(Stored data entries)
- - - -

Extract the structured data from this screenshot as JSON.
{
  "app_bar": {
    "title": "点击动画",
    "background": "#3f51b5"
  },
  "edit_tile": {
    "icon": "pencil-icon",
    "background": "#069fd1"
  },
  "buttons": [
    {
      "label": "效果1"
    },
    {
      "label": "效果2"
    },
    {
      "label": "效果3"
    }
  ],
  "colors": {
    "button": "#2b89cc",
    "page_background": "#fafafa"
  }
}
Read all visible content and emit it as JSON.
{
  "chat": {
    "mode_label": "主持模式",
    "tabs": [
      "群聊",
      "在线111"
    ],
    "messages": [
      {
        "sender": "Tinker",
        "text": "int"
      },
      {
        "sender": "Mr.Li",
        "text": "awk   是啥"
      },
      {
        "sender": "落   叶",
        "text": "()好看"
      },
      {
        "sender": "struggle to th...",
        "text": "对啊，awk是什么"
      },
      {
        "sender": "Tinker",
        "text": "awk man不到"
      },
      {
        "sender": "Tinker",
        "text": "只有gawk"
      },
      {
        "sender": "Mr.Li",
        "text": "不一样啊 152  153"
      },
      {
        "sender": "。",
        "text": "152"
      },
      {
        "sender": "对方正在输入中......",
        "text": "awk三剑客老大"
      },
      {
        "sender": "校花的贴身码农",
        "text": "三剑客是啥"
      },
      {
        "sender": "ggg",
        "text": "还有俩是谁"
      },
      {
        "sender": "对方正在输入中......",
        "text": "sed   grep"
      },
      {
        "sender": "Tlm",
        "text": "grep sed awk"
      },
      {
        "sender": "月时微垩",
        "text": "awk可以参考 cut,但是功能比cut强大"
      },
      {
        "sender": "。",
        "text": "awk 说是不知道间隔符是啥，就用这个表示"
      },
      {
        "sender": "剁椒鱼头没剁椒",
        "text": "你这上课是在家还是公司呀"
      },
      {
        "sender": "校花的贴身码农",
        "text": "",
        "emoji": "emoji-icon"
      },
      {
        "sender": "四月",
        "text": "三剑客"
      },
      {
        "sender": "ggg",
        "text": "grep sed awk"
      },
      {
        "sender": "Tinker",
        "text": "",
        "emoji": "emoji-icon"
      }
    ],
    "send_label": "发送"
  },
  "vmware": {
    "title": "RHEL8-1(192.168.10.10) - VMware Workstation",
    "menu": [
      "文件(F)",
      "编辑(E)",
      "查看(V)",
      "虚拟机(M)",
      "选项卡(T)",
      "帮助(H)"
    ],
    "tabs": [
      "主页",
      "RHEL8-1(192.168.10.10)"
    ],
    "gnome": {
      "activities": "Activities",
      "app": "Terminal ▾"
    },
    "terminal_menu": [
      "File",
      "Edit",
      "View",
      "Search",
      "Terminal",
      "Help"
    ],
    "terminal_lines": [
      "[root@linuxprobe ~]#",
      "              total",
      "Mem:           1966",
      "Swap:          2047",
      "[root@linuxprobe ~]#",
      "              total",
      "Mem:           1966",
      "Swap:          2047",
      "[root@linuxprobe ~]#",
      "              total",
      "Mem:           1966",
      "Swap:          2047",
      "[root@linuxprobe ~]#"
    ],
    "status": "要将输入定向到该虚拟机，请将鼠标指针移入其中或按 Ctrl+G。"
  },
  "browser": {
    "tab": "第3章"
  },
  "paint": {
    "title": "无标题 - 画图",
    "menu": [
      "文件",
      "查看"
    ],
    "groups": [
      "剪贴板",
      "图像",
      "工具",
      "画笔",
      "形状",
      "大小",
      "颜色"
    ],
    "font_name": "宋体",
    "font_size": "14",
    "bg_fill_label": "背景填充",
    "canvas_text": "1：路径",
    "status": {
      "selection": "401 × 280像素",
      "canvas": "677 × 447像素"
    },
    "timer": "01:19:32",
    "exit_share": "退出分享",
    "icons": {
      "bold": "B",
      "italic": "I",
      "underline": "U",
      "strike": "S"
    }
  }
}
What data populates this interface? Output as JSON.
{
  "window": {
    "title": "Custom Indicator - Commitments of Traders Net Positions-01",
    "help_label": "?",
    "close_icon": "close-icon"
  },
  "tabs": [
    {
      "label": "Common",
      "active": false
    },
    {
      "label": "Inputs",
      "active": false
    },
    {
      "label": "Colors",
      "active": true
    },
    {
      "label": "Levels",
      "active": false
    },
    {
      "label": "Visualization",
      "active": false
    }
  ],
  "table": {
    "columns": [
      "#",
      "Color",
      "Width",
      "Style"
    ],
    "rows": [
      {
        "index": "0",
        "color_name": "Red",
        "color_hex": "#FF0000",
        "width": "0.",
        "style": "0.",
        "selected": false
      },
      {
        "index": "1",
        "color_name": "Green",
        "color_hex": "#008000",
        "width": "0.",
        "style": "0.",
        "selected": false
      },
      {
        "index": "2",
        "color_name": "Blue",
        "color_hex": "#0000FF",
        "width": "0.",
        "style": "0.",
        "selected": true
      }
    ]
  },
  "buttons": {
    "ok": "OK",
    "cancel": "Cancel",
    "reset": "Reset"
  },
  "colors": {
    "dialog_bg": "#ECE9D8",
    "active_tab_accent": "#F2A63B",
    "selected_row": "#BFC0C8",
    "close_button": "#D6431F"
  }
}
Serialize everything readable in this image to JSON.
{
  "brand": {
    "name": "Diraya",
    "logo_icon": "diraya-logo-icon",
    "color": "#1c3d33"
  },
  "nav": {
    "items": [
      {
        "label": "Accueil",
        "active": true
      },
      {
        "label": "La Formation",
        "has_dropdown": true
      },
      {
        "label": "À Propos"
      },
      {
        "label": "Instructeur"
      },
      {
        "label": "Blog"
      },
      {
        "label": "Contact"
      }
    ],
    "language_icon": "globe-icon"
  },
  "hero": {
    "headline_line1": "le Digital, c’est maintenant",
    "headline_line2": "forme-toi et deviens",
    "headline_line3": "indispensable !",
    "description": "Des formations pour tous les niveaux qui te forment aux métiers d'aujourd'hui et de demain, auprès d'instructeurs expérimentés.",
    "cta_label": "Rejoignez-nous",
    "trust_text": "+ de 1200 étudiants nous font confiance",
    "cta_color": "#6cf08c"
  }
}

- - - -

◆ **What you need to do**
Give the count of lines that hold the word "this", with nothing added.

◆ **Result below**
3